EXCERPTED DATA:
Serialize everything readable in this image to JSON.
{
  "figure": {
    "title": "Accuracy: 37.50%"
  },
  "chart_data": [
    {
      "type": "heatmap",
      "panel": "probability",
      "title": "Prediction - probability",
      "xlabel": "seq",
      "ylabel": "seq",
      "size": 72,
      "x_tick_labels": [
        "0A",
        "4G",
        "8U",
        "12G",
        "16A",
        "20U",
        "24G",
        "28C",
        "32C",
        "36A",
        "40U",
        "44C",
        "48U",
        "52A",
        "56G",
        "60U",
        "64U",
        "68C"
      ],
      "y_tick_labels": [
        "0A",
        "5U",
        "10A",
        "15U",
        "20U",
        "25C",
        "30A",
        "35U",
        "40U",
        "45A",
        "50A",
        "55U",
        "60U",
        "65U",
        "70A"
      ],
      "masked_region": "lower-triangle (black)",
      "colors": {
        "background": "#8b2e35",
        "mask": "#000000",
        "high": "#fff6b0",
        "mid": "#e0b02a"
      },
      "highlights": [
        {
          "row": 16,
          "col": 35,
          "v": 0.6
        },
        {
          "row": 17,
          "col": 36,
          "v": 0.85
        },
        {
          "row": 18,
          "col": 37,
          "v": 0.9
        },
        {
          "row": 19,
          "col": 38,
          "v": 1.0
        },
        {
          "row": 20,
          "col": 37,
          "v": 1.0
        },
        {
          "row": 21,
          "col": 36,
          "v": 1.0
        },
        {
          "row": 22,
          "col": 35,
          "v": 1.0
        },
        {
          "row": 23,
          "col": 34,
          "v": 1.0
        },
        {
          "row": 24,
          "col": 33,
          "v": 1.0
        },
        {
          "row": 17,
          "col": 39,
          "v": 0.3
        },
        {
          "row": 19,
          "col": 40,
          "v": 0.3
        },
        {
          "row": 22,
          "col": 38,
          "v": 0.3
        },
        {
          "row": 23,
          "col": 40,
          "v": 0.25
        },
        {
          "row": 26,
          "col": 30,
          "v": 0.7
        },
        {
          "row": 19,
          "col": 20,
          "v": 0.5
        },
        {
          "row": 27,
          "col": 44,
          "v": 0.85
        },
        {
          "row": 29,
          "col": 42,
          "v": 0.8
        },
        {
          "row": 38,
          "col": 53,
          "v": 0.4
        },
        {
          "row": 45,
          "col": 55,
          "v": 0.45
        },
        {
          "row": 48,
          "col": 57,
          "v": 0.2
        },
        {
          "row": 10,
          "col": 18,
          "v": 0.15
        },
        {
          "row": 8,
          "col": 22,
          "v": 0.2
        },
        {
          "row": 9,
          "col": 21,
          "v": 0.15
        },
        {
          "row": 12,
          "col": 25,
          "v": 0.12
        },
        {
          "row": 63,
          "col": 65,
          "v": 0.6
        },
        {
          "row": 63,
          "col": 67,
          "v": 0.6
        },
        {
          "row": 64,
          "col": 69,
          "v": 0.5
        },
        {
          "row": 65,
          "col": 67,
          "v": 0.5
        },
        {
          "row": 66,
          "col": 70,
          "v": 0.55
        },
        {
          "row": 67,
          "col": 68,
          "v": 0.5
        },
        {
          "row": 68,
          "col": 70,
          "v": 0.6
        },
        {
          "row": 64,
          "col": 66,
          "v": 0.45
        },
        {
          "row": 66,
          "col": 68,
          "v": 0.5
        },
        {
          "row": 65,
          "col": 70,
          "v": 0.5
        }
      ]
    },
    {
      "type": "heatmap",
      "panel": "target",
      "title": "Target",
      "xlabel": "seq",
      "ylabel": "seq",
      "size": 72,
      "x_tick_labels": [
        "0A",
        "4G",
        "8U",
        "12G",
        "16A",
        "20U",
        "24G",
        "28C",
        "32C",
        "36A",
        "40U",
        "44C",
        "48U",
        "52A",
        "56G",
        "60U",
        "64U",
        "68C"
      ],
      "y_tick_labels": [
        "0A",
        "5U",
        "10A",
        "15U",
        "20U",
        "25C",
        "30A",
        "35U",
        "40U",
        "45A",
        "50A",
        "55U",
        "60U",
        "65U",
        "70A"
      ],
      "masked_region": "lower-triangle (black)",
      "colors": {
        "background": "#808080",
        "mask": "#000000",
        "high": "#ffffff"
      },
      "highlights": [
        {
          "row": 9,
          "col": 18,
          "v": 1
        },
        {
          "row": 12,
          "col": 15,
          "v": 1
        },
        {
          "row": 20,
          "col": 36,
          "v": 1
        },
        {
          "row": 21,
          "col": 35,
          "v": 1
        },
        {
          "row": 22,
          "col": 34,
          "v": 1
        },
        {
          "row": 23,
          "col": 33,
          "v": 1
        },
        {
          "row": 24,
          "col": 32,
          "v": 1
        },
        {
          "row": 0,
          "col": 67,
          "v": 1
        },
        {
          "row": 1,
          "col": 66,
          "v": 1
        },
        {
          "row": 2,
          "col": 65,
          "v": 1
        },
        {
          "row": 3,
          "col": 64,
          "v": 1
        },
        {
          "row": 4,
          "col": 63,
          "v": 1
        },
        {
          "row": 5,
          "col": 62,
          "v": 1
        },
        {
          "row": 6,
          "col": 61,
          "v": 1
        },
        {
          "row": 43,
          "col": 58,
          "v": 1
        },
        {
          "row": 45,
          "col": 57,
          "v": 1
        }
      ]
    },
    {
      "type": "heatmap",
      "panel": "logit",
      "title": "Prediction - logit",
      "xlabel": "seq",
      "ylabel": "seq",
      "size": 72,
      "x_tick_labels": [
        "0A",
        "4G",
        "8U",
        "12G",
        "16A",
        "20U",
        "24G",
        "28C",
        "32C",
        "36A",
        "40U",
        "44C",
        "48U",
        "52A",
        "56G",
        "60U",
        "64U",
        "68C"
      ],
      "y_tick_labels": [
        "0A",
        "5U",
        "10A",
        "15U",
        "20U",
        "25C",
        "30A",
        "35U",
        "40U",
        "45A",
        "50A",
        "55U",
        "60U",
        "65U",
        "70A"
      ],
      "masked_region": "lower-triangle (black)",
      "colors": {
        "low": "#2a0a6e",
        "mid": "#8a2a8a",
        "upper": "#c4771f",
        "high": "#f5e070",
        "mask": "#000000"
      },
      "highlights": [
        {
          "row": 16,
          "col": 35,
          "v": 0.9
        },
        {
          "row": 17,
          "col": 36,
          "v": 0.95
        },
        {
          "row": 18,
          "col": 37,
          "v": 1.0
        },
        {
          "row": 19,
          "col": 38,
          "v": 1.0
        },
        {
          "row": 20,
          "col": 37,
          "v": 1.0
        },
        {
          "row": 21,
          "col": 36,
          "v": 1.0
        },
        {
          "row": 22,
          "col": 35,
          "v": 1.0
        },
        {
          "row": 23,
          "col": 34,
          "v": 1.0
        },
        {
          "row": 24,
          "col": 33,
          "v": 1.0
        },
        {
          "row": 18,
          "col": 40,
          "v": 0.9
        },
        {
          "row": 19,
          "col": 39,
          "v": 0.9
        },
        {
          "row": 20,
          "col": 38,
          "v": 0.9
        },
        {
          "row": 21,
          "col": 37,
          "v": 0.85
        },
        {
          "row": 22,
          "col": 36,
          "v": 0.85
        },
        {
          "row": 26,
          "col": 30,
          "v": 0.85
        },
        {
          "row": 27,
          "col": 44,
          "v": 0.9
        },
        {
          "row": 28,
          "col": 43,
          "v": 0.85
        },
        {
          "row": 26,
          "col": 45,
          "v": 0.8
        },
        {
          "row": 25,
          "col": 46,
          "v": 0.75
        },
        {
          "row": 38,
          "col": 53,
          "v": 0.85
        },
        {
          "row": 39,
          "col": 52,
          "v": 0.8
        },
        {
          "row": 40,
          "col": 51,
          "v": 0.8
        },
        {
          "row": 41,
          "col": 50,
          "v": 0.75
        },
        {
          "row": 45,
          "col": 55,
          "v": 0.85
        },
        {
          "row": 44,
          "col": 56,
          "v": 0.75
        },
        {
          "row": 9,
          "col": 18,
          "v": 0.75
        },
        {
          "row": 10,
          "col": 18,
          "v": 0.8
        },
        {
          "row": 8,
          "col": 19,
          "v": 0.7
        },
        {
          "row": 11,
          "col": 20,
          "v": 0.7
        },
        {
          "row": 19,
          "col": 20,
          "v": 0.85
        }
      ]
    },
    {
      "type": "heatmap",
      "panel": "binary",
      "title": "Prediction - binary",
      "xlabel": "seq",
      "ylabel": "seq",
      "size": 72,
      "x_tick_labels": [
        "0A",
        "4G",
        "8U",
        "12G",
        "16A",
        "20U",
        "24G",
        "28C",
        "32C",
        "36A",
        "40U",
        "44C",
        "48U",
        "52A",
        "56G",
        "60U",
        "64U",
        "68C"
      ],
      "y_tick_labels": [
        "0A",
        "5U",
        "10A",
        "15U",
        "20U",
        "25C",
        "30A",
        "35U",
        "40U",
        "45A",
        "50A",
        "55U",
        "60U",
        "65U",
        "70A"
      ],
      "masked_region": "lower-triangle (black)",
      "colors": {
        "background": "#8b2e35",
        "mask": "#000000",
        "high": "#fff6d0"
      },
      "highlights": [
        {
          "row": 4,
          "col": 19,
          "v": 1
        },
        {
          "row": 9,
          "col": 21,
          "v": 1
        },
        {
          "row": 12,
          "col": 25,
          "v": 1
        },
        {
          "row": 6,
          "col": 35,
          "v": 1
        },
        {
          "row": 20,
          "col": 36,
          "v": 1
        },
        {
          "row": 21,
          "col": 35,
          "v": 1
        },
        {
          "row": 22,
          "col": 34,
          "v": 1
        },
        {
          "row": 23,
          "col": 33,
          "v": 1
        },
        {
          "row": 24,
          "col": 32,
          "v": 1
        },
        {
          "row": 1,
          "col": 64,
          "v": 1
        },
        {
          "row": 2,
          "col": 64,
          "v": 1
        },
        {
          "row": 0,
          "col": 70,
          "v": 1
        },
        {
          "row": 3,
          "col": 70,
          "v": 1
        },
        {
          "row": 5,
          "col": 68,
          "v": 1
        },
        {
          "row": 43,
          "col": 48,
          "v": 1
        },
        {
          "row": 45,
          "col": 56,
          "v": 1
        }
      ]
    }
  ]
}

REQUEST:
Say the number of lines in the listing that hold "title", with no added words.

WRITTEN SOLUTION:
5